Extract provided:
★ ★ ★ ★ ★
Despite these difficulties, examining sieges under the right to food is worthwhile. Siege operations are susceptible to violate it in many ways. When a besieging state bombards objects that are relevant for food security, such as bakeries in Syria, or when encirclement aims at starving out an enemy located in a city, this disregards the duty to refrain from actions that interfere with the access to food of civilians. When the besieging state prevents humanitarian food aid, the obligation to fulfill is breached (General Comment 12).

The right to food lens also helps spotting other potentially illegal facets of siege operations. The accessibility-dimension can frame food prices as a violation of the right to food if they become inaccessibly high as a result of encirclement-induced market distortions. If state agents are directly involved in ‘siege economies’, the obligation to respect is engaged. If controlled by others, the state fails to upheld its obligation to protect (General Comment 12). The adequacy-element of the right to food sensitizes on quality and diverse dietary needs of people, such as pregnant and breastfeeding women or the chronically ill. For instance, people living with HIV depend on nutritious food and unmet dietary needs of pregnant women and newborn children may cause stunting.

The Interplay between the Prohibition against Starvation and the Right to Food

A human rights analysis without considering the interplay with IHL is however only of limited use. When faced with the challenge to extract meaning of the interplay between two simultaneously applicable rules, the methods of lex specialis and systemic integration offer help. Generally speaking, rules may be aligned, mutually reinforcing or fill in gaps. In a few instances though, there are tensions.

An obvious contradiction emerges between the fundamental right to be free from hunger, which applies to all human beings, and the legitimate use of starvation as a method of warfare against fighters under IHL. Both the lex specialis and systemic integration lead to a similar result: fighters are excluded from their fundamental right in such situations, because starving them out does not constitute an arbitrary deprivation of life due to the existence of a respective IHL rule.
★ ★ ★ ★ ★
Provided information:
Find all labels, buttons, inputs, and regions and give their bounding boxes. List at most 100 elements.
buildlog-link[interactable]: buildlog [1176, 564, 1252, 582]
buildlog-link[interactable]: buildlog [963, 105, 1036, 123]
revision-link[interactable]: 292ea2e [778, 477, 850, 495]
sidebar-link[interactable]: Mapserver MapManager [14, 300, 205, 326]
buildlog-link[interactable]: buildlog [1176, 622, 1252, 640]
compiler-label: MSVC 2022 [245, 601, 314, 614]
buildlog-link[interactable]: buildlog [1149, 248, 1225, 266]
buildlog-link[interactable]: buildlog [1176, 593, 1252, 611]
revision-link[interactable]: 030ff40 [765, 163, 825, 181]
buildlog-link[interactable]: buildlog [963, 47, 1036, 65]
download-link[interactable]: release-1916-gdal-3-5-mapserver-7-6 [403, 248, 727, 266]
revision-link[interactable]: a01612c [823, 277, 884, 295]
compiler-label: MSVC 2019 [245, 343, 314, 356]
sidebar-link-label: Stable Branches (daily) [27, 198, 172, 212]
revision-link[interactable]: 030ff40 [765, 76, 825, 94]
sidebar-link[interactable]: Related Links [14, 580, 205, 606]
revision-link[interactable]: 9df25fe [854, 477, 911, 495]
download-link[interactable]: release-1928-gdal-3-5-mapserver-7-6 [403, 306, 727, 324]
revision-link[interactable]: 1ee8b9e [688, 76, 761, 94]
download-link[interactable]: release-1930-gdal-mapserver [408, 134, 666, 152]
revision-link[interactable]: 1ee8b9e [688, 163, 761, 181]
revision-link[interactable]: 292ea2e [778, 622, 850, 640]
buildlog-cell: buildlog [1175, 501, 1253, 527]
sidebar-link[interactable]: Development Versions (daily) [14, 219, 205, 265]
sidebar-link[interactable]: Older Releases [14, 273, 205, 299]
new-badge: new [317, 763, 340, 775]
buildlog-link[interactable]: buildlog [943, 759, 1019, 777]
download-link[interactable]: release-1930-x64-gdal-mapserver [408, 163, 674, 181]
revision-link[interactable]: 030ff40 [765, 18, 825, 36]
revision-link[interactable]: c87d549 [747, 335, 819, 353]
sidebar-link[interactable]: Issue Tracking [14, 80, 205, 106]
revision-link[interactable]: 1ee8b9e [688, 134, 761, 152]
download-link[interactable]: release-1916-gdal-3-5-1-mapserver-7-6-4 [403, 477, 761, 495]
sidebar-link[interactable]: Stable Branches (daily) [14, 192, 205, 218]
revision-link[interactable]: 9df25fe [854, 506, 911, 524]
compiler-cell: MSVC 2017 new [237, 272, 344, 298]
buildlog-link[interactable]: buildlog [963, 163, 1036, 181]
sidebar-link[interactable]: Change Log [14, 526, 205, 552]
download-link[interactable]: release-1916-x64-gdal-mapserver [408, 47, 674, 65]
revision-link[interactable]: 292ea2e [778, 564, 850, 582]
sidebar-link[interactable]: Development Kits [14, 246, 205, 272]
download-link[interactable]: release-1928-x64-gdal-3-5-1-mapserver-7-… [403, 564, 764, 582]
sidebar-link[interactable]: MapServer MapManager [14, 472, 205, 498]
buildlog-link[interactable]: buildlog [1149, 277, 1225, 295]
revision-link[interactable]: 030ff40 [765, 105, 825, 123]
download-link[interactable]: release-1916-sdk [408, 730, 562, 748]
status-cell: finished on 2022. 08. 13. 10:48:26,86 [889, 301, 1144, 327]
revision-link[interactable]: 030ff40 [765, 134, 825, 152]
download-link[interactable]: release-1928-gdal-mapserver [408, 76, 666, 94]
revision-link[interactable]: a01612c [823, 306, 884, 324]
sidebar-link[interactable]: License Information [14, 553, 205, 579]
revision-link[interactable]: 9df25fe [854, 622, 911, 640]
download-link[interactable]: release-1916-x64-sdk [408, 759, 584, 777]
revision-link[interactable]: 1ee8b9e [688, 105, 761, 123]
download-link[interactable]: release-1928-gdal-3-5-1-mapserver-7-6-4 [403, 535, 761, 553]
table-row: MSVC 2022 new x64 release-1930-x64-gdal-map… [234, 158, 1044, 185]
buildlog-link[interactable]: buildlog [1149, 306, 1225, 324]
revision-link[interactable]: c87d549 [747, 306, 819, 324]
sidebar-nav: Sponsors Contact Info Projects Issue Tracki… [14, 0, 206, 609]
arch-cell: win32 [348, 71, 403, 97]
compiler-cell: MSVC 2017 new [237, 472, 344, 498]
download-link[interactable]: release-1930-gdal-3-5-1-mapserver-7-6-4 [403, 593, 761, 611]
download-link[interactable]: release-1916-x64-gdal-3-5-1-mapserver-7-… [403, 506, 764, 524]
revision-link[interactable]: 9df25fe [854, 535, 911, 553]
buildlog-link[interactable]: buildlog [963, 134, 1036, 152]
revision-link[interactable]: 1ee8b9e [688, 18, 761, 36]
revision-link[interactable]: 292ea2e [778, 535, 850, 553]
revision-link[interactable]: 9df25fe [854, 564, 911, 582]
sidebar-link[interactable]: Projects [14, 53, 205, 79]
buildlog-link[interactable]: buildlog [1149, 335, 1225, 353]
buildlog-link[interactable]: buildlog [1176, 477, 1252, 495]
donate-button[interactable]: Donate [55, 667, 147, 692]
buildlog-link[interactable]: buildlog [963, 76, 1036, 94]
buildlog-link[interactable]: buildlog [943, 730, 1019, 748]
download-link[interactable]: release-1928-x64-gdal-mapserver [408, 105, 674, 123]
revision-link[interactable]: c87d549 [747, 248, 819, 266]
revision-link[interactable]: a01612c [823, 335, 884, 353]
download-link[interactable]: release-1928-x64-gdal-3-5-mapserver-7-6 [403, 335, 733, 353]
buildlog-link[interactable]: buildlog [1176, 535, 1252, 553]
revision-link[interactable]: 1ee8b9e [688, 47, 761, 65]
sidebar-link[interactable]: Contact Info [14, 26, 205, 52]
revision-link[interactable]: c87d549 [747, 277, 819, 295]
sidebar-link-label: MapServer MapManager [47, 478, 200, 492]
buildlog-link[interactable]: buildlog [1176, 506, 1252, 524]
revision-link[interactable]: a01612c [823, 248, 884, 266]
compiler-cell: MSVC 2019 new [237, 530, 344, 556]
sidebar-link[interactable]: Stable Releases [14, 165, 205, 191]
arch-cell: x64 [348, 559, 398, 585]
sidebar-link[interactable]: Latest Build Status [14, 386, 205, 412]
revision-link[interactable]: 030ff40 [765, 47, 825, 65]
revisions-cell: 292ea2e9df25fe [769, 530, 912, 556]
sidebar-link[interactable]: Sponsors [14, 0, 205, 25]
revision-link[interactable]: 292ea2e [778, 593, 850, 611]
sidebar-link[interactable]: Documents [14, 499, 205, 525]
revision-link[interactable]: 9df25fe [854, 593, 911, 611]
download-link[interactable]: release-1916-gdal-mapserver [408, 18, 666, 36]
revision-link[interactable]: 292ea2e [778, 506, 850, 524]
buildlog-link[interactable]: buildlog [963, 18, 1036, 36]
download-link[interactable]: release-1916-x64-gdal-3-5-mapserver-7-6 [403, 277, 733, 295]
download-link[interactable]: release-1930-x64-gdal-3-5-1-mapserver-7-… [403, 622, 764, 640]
★ ★ ★ ★ ★
Work item A:
Condense the paragraph of the extract on sieges and the right to food that begins "The right to food lens also helps" into a bulleted list that keeps its main facts.
Work item B:
Output the portion of the extract on sieges and the right to food starting with "A human rights" and going on through "respective IHL rule.".
Work item C:
Write the next part of the extract on sieges and the right to food, picking up after its final sentence.
The listing above is separate material, unrelated to the extract on sieges and the right to food.

Expected output A:
- The right to food helps identify other potentially illegal aspects of siege operations.
- Under the accessibility dimension, food prices can violate the right to food if encirclement-induced market distortions make them inaccessibly high.
- Direct involvement of state agents in "siege economies" engages the obligation to respect; if others control these economies, the state fails its obligation to protect (General Comment 12).
- The adequacy element draws attention to food quality and to diverse dietary needs, such as those of pregnant and breastfeeding women or the chronically ill.
- For example, people living with HIV depend on nutritious food, and unmet dietary needs of pregnant women and newborn children may cause stunting.

Expected output B:
A human rights analysis without considering the interplay with IHL is however only of limited use. When faced with the challenge to extract meaning of the interplay between two simultaneously applicable rules, the methods of lex specialis and systemic integration offer help. Generally speaking, rules may be aligned, mutually reinforcing or fill in gaps. In a few instances though, there are tensions.

An obvious contradiction emerges between the fundamental right to be free from hunger, which applies to all human beings, and the legitimate use of starvation as a method of warfare against fighters under IHL. Both the lex specialis and systemic integration lead to a similar result: fighters are excluded from their fundamental right in such situations, because starving them out does not constitute an arbitrary deprivation of life due to the existence of a respective IHL rule.

Expected output C:
As regards to civilians, the interplay strengthens their protection from starvation during sieges. The interplay seems to prohibit encirclement measures that cause disproportionate starvation of civilians. Here, the right to food is able to clarify the ambiguity of the IHL prohibition regarding incidental starvation. Its minimum core does not allow for this. It contains detailed elements that inform on the quantity and quality of the minimum essential levels of food that must be accessible. This clarity is in stark contrast to the ambiguous silence in the IHL provision. Furthermore, the right to food is indifferent to the ‘attack-controversy’. It is concerned with any kind of deliberate conduct, violent or not. These observations are relevant in the light of what the ILC calls the ‘omnipresence of law’. Accordingly, the fundamental right to be free from hunger, considered as the general law, still influences the application and interpretation of the IHL prohibition on starvation, considered as the special law. As a result, the interplay pushes for an interpretation of the said IHL rule that proscribes disproportionate collateral damage.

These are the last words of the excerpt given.